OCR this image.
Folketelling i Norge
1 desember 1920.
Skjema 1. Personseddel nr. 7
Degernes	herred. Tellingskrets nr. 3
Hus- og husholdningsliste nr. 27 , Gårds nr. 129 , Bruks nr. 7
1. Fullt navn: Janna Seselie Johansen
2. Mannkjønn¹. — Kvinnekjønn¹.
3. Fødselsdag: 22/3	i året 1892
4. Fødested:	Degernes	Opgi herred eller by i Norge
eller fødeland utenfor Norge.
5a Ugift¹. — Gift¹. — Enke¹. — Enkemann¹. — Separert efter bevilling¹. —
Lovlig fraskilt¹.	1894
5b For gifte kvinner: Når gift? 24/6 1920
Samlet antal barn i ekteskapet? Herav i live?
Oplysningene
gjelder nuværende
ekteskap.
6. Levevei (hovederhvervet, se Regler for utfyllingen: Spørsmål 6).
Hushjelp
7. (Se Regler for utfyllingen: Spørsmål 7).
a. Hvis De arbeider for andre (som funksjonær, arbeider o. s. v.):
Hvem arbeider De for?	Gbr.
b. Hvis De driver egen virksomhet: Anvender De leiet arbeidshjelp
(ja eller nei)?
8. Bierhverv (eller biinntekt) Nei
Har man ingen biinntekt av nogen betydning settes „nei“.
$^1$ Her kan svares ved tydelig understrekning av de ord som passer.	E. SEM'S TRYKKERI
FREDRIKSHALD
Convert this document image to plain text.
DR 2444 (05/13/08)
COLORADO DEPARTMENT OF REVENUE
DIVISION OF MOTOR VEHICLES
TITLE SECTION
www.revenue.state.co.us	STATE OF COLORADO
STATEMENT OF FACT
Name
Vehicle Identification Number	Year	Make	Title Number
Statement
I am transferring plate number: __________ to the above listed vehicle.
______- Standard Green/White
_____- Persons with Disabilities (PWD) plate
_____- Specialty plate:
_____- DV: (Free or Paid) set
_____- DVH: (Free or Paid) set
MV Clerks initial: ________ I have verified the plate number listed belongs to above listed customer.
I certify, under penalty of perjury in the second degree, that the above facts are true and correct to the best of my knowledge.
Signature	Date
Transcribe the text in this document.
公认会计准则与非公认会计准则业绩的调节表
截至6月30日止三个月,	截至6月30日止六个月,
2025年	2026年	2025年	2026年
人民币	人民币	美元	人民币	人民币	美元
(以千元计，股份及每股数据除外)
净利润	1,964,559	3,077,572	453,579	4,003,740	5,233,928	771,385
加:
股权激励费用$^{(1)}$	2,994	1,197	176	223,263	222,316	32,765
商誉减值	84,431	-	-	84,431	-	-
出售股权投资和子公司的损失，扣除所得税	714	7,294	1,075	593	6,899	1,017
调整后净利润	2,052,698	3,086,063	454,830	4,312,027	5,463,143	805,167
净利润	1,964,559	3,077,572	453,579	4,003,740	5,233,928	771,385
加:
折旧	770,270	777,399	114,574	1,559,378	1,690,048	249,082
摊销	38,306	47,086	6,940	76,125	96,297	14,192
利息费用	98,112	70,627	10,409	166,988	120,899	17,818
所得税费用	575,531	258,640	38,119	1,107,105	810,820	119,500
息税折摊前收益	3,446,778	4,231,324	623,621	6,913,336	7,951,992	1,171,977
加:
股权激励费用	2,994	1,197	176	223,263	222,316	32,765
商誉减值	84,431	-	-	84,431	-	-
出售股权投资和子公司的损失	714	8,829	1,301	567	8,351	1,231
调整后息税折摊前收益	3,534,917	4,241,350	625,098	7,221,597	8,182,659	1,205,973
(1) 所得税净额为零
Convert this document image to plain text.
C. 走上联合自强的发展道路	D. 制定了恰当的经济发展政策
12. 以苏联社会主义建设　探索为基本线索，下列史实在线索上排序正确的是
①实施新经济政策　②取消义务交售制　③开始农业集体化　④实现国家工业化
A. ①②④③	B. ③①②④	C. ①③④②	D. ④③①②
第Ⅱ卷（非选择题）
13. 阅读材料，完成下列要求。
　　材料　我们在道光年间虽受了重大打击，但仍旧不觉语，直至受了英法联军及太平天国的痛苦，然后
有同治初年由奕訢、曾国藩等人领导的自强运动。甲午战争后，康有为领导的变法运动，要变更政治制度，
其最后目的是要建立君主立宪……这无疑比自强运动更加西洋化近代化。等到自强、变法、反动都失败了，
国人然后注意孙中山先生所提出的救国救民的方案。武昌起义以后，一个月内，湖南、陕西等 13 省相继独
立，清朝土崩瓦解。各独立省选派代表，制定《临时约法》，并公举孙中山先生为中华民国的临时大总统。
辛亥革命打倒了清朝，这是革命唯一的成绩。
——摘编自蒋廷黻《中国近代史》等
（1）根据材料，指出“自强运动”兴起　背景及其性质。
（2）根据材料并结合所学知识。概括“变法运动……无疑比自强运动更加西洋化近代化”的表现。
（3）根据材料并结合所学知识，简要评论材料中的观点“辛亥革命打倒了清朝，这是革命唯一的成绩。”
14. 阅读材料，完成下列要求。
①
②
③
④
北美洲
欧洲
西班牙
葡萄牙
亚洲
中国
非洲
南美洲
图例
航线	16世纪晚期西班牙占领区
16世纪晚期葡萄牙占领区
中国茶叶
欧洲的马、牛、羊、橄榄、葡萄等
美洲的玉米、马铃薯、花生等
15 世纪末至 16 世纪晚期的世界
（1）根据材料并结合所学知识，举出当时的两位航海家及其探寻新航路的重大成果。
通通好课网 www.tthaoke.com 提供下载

○ ○ ○ ○ ○ ○ ○

**Objective:** Transcribe every entry exactly.

**Reply to the exercise:**
OCR this image.
Folketelling i Norge
1 desember 1920.
Skjema 1. Personseddel nr. 7
Degernes	herred. Tellingskrets nr. 3
Hus- og husholdningsliste nr. 27 , Gårds nr. 129 , Bruks nr. 7
1. Fullt navn: Janna Seselie Johansen
2. Mannkjønn¹. — Kvinnekjønn¹.
3. Fødselsdag: 22/3	i året 1892
4. Fødested:	Degernes	Opgi herred eller by i Norge
eller fødeland utenfor Norge.
5a Ugift¹. — Gift¹. — Enke¹. — Enkemann¹. — Separert efter bevilling¹. —
Lovlig fraskilt¹.	1894
5b For gifte kvinner: Når gift? 24/6 1920
Samlet antal barn i ekteskapet? Herav i live?
Oplysningene
gjelder nuværende
ekteskap.
6. Levevei (hovederhvervet, se Regler for utfyllingen: Spørsmål 6).
Hushjelp
7. (Se Regler for utfyllingen: Spørsmål 7).
a. Hvis De arbeider for andre (som funksjonær, arbeider o. s. v.):
Hvem arbeider De for?	Gbr.
b. Hvis De driver egen virksomhet: Anvender De leiet arbeidshjelp
(ja eller nei)?
8. Bierhverv (eller biinntekt) Nei
Har man ingen biinntekt av nogen betydning settes „nei“.
$^1$ Her kan svares ved tydelig understrekning av de ord som passer.	E. SEM'S TRYKKERI
FREDRIKSHALD
Convert this document image to plain text.
DR 2444 (05/13/08)
COLORADO DEPARTMENT OF REVENUE
DIVISION OF MOTOR VEHICLES
TITLE SECTION
www.revenue.state.co.us	STATE OF COLORADO
STATEMENT OF FACT
Name
Vehicle Identification Number	Year	Make	Title Number
Statement
I am transferring plate number: __________ to the above listed vehicle.
______- Standard Green/White
_____- Persons with Disabilities (PWD) plate
_____- Specialty plate:
_____- DV: (Free or Paid) set
_____- DVH: (Free or Paid) set
MV Clerks initial: ________ I have verified the plate number listed belongs to above listed customer.
I certify, under penalty of perjury in the second degree, that the above facts are true and correct to the best of my knowledge.
Signature	Date
Transcribe the text in this document.
公认会计准则与非公认会计准则业绩的调节表
截至6月30日止三个月,	截至6月30日止六个月,
2025年	2026年	2025年	2026年
人民币	人民币	美元	人民币	人民币	美元
(以千元计，股份及每股数据除外)
净利润	1,964,559	3,077,572	453,579	4,003,740	5,233,928	771,385
加:
股权激励费用$^{(1)}$	2,994	1,197	176	223,263	222,316	32,765
商誉减值	84,431	-	-	84,431	-	-
出售股权投资和子公司的损失，扣除所得税	714	7,294	1,075	593	6,899	1,017
调整后净利润	2,052,698	3,086,063	454,830	4,312,027	5,463,143	805,167
净利润	1,964,559	3,077,572	453,579	4,003,740	5,233,928	771,385
加:
折旧	770,270	777,399	114,574	1,559,378	1,690,048	249,082
摊销	38,306	47,086	6,940	76,125	96,297	14,192
利息费用	98,112	70,627	10,409	166,988	120,899	17,818
所得税费用	575,531	258,640	38,119	1,107,105	810,820	119,500
息税折摊前收益	3,446,778	4,231,324	623,621	6,913,336	7,951,992	1,171,977
加:
股权激励费用	2,994	1,197	176	223,263	222,316	32,765
商誉减值	84,431	-	-	84,431	-	-
出售股权投资和子公司的损失	714	8,829	1,301	567	8,351	1,231
调整后息税折摊前收益	3,534,917	4,241,350	625,098	7,221,597	8,182,659	1,205,973
(1) 所得税净额为零
Convert this document image to plain text.
C. 走上联合自强的发展道路	D. 制定了恰当的经济发展政策
12. 以苏联社会主义建设　探索为基本线索，下列史实在线索上排序正确的是
①实施新经济政策　②取消义务交售制　③开始农业集体化　④实现国家工业化
A. ①②④③	B. ③①②④	C. ①③④②	D. ④③①②
第Ⅱ卷（非选择题）
13. 阅读材料，完成下列要求。
　　材料　我们在道光年间虽受了重大打击，但仍旧不觉语，直至受了英法联军及太平天国的痛苦，然后
有同治初年由奕訢、曾国藩等人领导的自强运动。甲午战争后，康有为领导的变法运动，要变更政治制度，
其最后目的是要建立君主立宪……这无疑比自强运动更加西洋化近代化。等到自强、变法、反动都失败了，
国人然后注意孙中山先生所提出的救国救民的方案。武昌起义以后，一个月内，湖南、陕西等 13 省相继独
立，清朝土崩瓦解。各独立省选派代表，制定《临时约法》，并公举孙中山先生为中华民国的临时大总统。
辛亥革命打倒了清朝，这是革命唯一的成绩。
——摘编自蒋廷黻《中国近代史》等
（1）根据材料，指出“自强运动”兴起　背景及其性质。
（2）根据材料并结合所学知识。概括“变法运动……无疑比自强运动更加西洋化近代化”的表现。
（3）根据材料并结合所学知识，简要评论材料中的观点“辛亥革命打倒了清朝，这是革命唯一的成绩。”
14. 阅读材料，完成下列要求。
①
②
③
④
北美洲
欧洲
西班牙
葡萄牙
亚洲
中国
非洲
南美洲
图例
航线	16世纪晚期西班牙占领区
16世纪晚期葡萄牙占领区
中国茶叶
欧洲的马、牛、羊、橄榄、葡萄等
美洲的玉米、马铃薯、花生等
15 世纪末至 16 世纪晚期的世界
（1）根据材料并结合所学知识，举出当时的两位航海家及其探寻新航路的重大成果。
通通好课网 www.tthaoke.com 提供下载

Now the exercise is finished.